What is asked: Rewrite every line of the rows below as a JSON list of strings, one string per line, skipping any blank lines. Omit the pictures from your answer.

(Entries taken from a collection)
:::::

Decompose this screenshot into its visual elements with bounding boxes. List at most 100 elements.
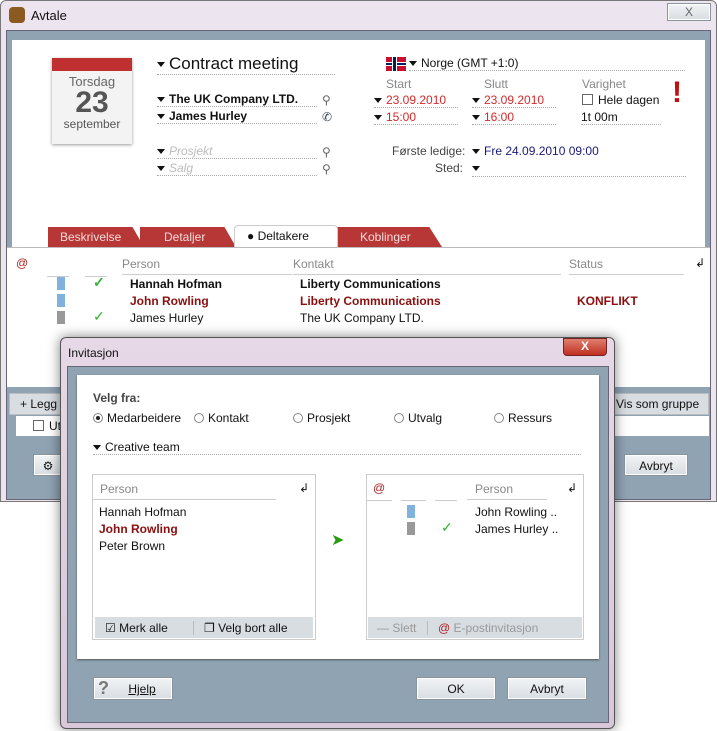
end-label: Slutt — [484, 77, 509, 91]
delete-button[interactable]: — Slett — [377, 621, 416, 635]
list-item[interactable]: John Rowling — [99, 522, 178, 536]
table-row[interactable]: ✓ James Hurley The UK Company LTD. — [7, 308, 707, 327]
select-from-label: Velg fra: — [93, 391, 141, 405]
sale-placeholder: Salg — [169, 161, 194, 175]
selected-list: @ Person ↲ John Rowling .. ✓ James Hurle… — [366, 474, 584, 640]
warning-icon: ! — [672, 76, 682, 109]
radio-medarbeidere[interactable]: Medarbeidere — [93, 411, 181, 425]
radio-label: Kontakt — [208, 411, 249, 425]
start-label: Start — [386, 77, 412, 91]
radio-utvalg[interactable]: Utvalg — [394, 411, 442, 425]
norway-flag-icon — [386, 57, 406, 71]
list-item[interactable]: Peter Brown — [99, 539, 165, 553]
timezone-select[interactable]: Norge (GMT +1:0) — [409, 56, 685, 71]
sort-icon[interactable]: ↲ — [299, 481, 309, 495]
search-icon[interactable]: ⚲ — [322, 145, 331, 159]
sale-field[interactable]: Salg — [157, 161, 317, 176]
cancel-button[interactable]: Avbryt — [624, 454, 688, 476]
project-field[interactable]: Prosjekt — [157, 144, 317, 159]
move-right-arrow-icon[interactable]: ➤ — [331, 530, 344, 550]
title-field[interactable]: Contract meeting — [157, 54, 335, 75]
start-date-field[interactable]: 23.09.2010 — [374, 93, 458, 108]
status-badge: KONFLIKT — [577, 294, 638, 308]
tab-deltakere-active[interactable]: ● Deltakere — [234, 225, 338, 248]
radio-prosjekt[interactable]: Prosjekt — [293, 411, 350, 425]
settings-button[interactable]: ⚙ — [33, 454, 63, 476]
help-label: Hjelp — [128, 682, 156, 696]
first-free-field[interactable]: Fre 24.09.2010 09:00 — [472, 144, 599, 158]
company-field[interactable]: The UK Company LTD. — [157, 92, 317, 107]
option-checkbox[interactable]: Ut — [33, 419, 61, 433]
person-column-header[interactable]: Person — [93, 482, 276, 500]
sort-icon[interactable]: ↲ — [567, 481, 577, 495]
invitation-dialog: Invitasjon X Velg fra: Medarbeidere Kont… — [60, 337, 615, 729]
end-time-field[interactable]: 16:00 — [472, 110, 556, 125]
contact-name: Liberty Communications — [300, 277, 441, 291]
group-text: Creative team — [105, 440, 180, 454]
list-item[interactable]: James Hurley .. — [475, 522, 558, 536]
first-free-text: Fre 24.09.2010 09:00 — [484, 144, 599, 158]
dialog-close-button[interactable]: X — [563, 338, 607, 356]
available-list: Person ↲ Hannah Hofman John Rowling Pete… — [92, 474, 316, 640]
email-invite-button[interactable]: @ E-postinvitasjon — [427, 621, 538, 635]
first-free-label: Første ledige: — [392, 144, 466, 158]
duration-label: Varighet — [582, 77, 626, 91]
window-close-button[interactable]: X — [667, 3, 711, 21]
tab-beskrivelse[interactable]: Beskrivelse — [48, 227, 144, 247]
tab-label: Deltakere — [257, 229, 309, 243]
place-field[interactable] — [472, 161, 686, 177]
radio-ressurs[interactable]: Ressurs — [494, 411, 552, 425]
search-icon[interactable]: ⚲ — [322, 93, 331, 107]
group-select[interactable]: Creative team — [93, 440, 581, 455]
end-date-text: 23.09.2010 — [484, 93, 545, 107]
sort-icon[interactable]: ↲ — [695, 256, 705, 270]
contact-field[interactable]: James Hurley — [157, 109, 317, 124]
ok-button[interactable]: OK — [416, 677, 496, 700]
calendar-day: 23 — [75, 86, 109, 119]
contact-column-header[interactable]: Kontakt — [293, 257, 561, 275]
email-column-header[interactable]: @ — [373, 481, 385, 495]
person-column-header[interactable]: Person — [122, 257, 292, 275]
person-name: Hannah Hofman — [130, 277, 223, 291]
select-all-icon: ☑ — [105, 621, 116, 635]
check-icon: ✓ — [93, 274, 105, 290]
person-icon — [57, 277, 65, 290]
all-day-label: Hele dagen — [598, 93, 660, 107]
status-column-header[interactable]: Status — [569, 257, 684, 275]
delete-label: Slett — [392, 621, 417, 635]
show-as-group-button[interactable]: Vis som gruppe — [616, 397, 699, 411]
dialog-cancel-button[interactable]: Avbryt — [507, 677, 587, 700]
start-time-text: 15:00 — [386, 110, 417, 124]
radio-kontakt[interactable]: Kontakt — [194, 411, 249, 425]
all-day-checkbox[interactable]: Hele dagen — [582, 93, 659, 107]
title-text: Contract meeting — [169, 54, 299, 73]
help-button[interactable]: ? Hjelp — [93, 677, 173, 700]
contact-text: James Hurley — [169, 109, 248, 123]
app-icon — [9, 7, 25, 23]
tab-label: Detaljer — [164, 230, 206, 244]
list-item[interactable]: Hannah Hofman — [99, 505, 186, 519]
tab-deltakere[interactable]: Koblinger — [336, 227, 442, 247]
start-time-field[interactable]: 15:00 — [374, 110, 458, 125]
select-all-button[interactable]: ☑ Merk alle — [105, 621, 168, 635]
tab-detaljer[interactable]: Detaljer — [140, 227, 236, 247]
contact-name: Liberty Communications — [300, 294, 441, 308]
radio-label: Medarbeidere — [107, 411, 182, 425]
person-icon — [407, 505, 415, 518]
icon-column-header — [401, 500, 426, 501]
check-icon: ✓ — [441, 519, 453, 535]
table-row[interactable]: John Rowling Liberty Communications KONF… — [7, 293, 707, 310]
add-participant-button[interactable]: + Legg — [20, 397, 57, 411]
end-date-field[interactable]: 23.09.2010 — [472, 93, 556, 108]
email-column-header[interactable]: @ — [16, 256, 28, 270]
table-row[interactable]: ✓ Hannah Hofman Liberty Communications — [7, 274, 707, 293]
help-icon: ? — [98, 678, 109, 698]
search-icon[interactable]: ⚲ — [322, 162, 331, 176]
calendar-widget: Torsdag 23 september — [52, 58, 132, 144]
company-text: The UK Company LTD. — [169, 92, 299, 106]
phone-icon[interactable]: ✆ — [322, 110, 332, 124]
list-item[interactable]: John Rowling .. — [475, 505, 557, 519]
deselect-all-button[interactable]: ❐ Velg bort alle — [193, 621, 288, 635]
person-column-header[interactable]: Person — [467, 482, 547, 500]
radio-label: Utvalg — [408, 411, 443, 425]
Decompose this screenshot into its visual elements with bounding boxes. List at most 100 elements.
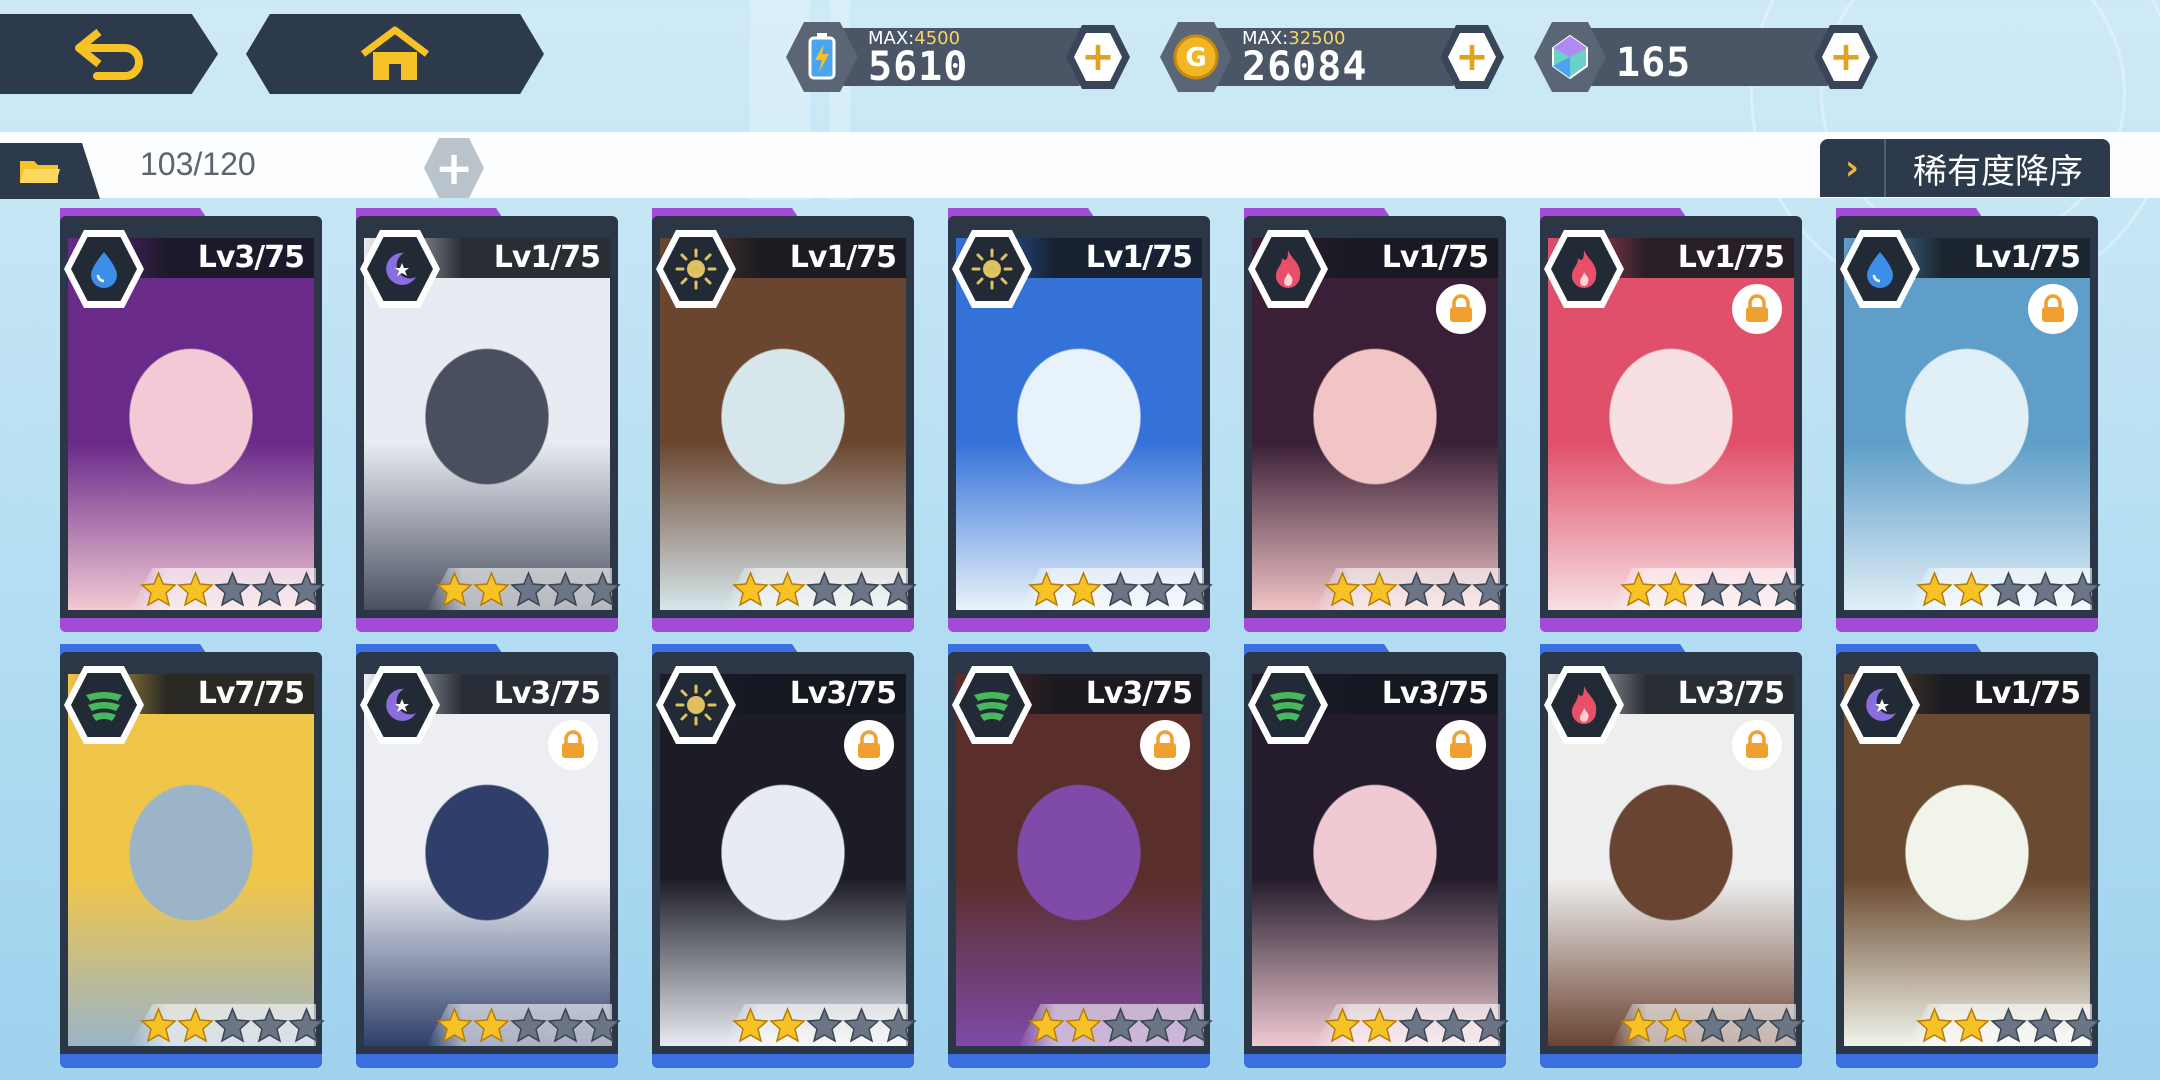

:::::

Exercise response:
[
  "Decompose this screenshot into its visual elements with bounding boxes. List at most 100 elements.",
  "end-label: Slutt — [484, 77, 509, 91]",
  "delete-button[interactable]: — Slett — [377, 621, 416, 635]",
  "list-item[interactable]: John Rowling — [99, 522, 178, 536]",
  "table-row[interactable]: ✓ James Hurley The UK Company LTD. — [7, 308, 707, 327]",
  "select-from-label: Velg fra: — [93, 391, 141, 405]",
  "sale-placeholder: Salg — [169, 161, 194, 175]",
  "selected-list: @ Person ↲ John Rowling .. ✓ James Hurle… — [366, 474, 584, 640]",
  "warning-icon: ! — [672, 76, 682, 109]",
  "radio-medarbeidere[interactable]: Medarbeidere — [93, 411, 181, 425]",
  "radio-label: Kontakt — [208, 411, 249, 425]",
  "start-label: Start — [386, 77, 412, 91]",
  "radio-utvalg[interactable]: Utvalg — [394, 411, 442, 425]",
  "norway-flag-icon — [386, 57, 406, 71]",
  "list-item[interactable]: Peter Brown — [99, 539, 165, 553]",
  "timezone-select[interactable]: Norge (GMT +1:0) — [409, 56, 685, 71]",
  "sort-icon[interactable]: ↲ — [299, 481, 309, 495]",
  "search-icon[interactable]: ⚲ — [322, 145, 331, 159]",
  "sale-field[interactable]: Salg — [157, 161, 317, 176]",
  "cancel-button[interactable]: Avbryt — [624, 454, 688, 476]",
  "project-field[interactable]: Prosjekt — [157, 144, 317, 159]",
  "move-right-arrow-icon[interactable]: ➤ — [331, 530, 344, 550]",
  "title-field[interactable]: Contract meeting — [157, 54, 335, 75]",
  "start-date-field[interactable]: 23.09.2010 — [374, 93, 458, 108]",
  "status-badge: KONFLIKT — [577, 294, 638, 308]",
  "tab-deltakere-active[interactable]: ● Deltakere — [234, 225, 338, 248]",
  "radio-prosjekt[interactable]: Prosjekt — [293, 411, 350, 425]",
  "settings-button[interactable]: ⚙ — [33, 454, 63, 476]",
  "help-label: Hjelp — [128, 682, 156, 696]",
  "first-free-field[interactable]: Fre 24.09.2010 09:00 — [472, 144, 599, 158]",
  "company-field[interactable]: The UK Company LTD. — [157, 92, 317, 107]",
  "option-checkbox[interactable]: Ut — [33, 419, 61, 433]",
  "person-column-header[interactable]: Person — [93, 482, 276, 500]",
  "sort-icon[interactable]: ↲ — [567, 481, 577, 495]",
  "invitation-dialog: Invitasjon X Velg fra: Medarbeidere Kont… — [60, 337, 615, 729]",
  "end-time-field[interactable]: 16:00 — [472, 110, 556, 125]",
  "contact-name: Liberty Communications — [300, 277, 441, 291]",
  "group-text: Creative team — [105, 440, 180, 454]",
  "list-item[interactable]: James Hurley .. — [475, 522, 558, 536]",
  "first-free-text: Fre 24.09.2010 09:00 — [484, 144, 599, 158]",
  "dialog-close-button[interactable]: X — [563, 338, 607, 356]",
  "available-list: Person ↲ Hannah Hofman John Rowling Pete… — [92, 474, 316, 640]",
  "email-invite-button[interactable]: @ E-postinvitasjon — [427, 621, 538, 635]",
  "first-free-label: Første ledige: — [392, 144, 466, 158]",
  "duration-label: Varighet — [582, 77, 626, 91]",
  "window-close-button[interactable]: X — [667, 3, 711, 21]",
  "tab-beskrivelse[interactable]: Beskrivelse — [48, 227, 144, 247]",
  "tab-label: Deltakere — [257, 229, 309, 243]",
  "place-field[interactable] — [472, 161, 686, 177]",
  "radio-ressurs[interactable]: Ressurs — [494, 411, 552, 425]",
  "search-icon[interactable]: ⚲ — [322, 93, 331, 107]",
  "group-select[interactable]: Creative team — [93, 440, 581, 455]",
  "end-date-text: 23.09.2010 — [484, 93, 545, 107]",
  "sort-icon[interactable]: ↲ — [695, 256, 705, 270]",
  "contact-field[interactable]: James Hurley — [157, 109, 317, 124]",
  "ok-button[interactable]: OK — [416, 677, 496, 700]",
  "calendar-day: 23 — [75, 86, 109, 119]",
  "contact-column-header[interactable]: Kontakt — [293, 257, 561, 275]",
  "email-column-header[interactable]: @ — [373, 481, 385, 495]",
  "person-column-header[interactable]: Person — [122, 257, 292, 275]",
  "person-name: Hannah Hofman — [130, 277, 223, 291]",
  "select-all-icon: ☑ — [105, 621, 116, 635]",
  "check-icon: ✓ — [93, 274, 105, 290]",
  "person-icon — [57, 277, 65, 290]",
  "all-day-label: Hele dagen — [598, 93, 660, 107]",
  "status-column-header[interactable]: Status — [569, 257, 684, 275]",
  "delete-label: Slett — [392, 621, 417, 635]",
  "show-as-group-button[interactable]: Vis som gruppe — [616, 397, 699, 411]",
  "dialog-cancel-button[interactable]: Avbryt — [507, 677, 587, 700]",
  "start-time-text: 15:00 — [386, 110, 417, 124]",
  "radio-kontakt[interactable]: Kontakt — [194, 411, 249, 425]",
  "all-day-checkbox[interactable]: Hele dagen — [582, 93, 659, 107]",
  "title-text: Contract meeting — [169, 54, 299, 73]",
  "help-button[interactable]: ? Hjelp — [93, 677, 173, 700]",
  "contact-text: James Hurley — [169, 109, 248, 123]",
  "app-icon — [9, 7, 25, 23]",
  "tab-label: Detaljer — [164, 230, 206, 244]",
  "list-item[interactable]: Hannah Hofman — [99, 505, 186, 519]",
  "tab-deltakere[interactable]: Koblinger — [336, 227, 442, 247]",
  "start-time-field[interactable]: 15:00 — [374, 110, 458, 125]",
  "select-all-button[interactable]: ☑ Merk alle — [105, 621, 168, 635]",
  "tab-detaljer[interactable]: Detaljer — [140, 227, 236, 247]",
  "contact-name: Liberty Communications — [300, 294, 441, 308]",
  "radio-label: Medarbeidere — [107, 411, 182, 425]",
  "person-icon — [407, 505, 415, 518]",
  "icon-column-header — [401, 500, 426, 501]",
  "check-icon: ✓ — [441, 519, 453, 535]",
  "table-row[interactable]: John Rowling Liberty Communications KONF… — [7, 293, 707, 310]",
  "add-participant-button[interactable]: + Legg — [20, 397, 57, 411]",
  "end-date-field[interactable]: 23.09.2010 — [472, 93, 556, 108]",
  "email-column-header[interactable]: @ — [16, 256, 28, 270]",
  "table-row[interactable]: ✓ Hannah Hofman Liberty Communications — [7, 274, 707, 293]",
  "help-icon: ? — [98, 678, 109, 698]",
  "search-icon[interactable]: ⚲ — [322, 162, 331, 176]",
  "calendar-widget: Torsdag 23 september — [52, 58, 132, 144]",
  "company-text: The UK Company LTD. — [169, 92, 299, 106]",
  "phone-icon[interactable]: ✆ — [322, 110, 332, 124]",
  "list-item[interactable]: John Rowling .. — [475, 505, 557, 519]",
  "deselect-all-button[interactable]: ❐ Velg bort alle — [193, 621, 288, 635]",
  "person-column-header[interactable]: Person — [467, 482, 547, 500]",
  "radio-label: Utvalg — [408, 411, 443, 425]",
  "Decompose this screenshot into its visual elements with bounding boxes. List at most 100 elements."
]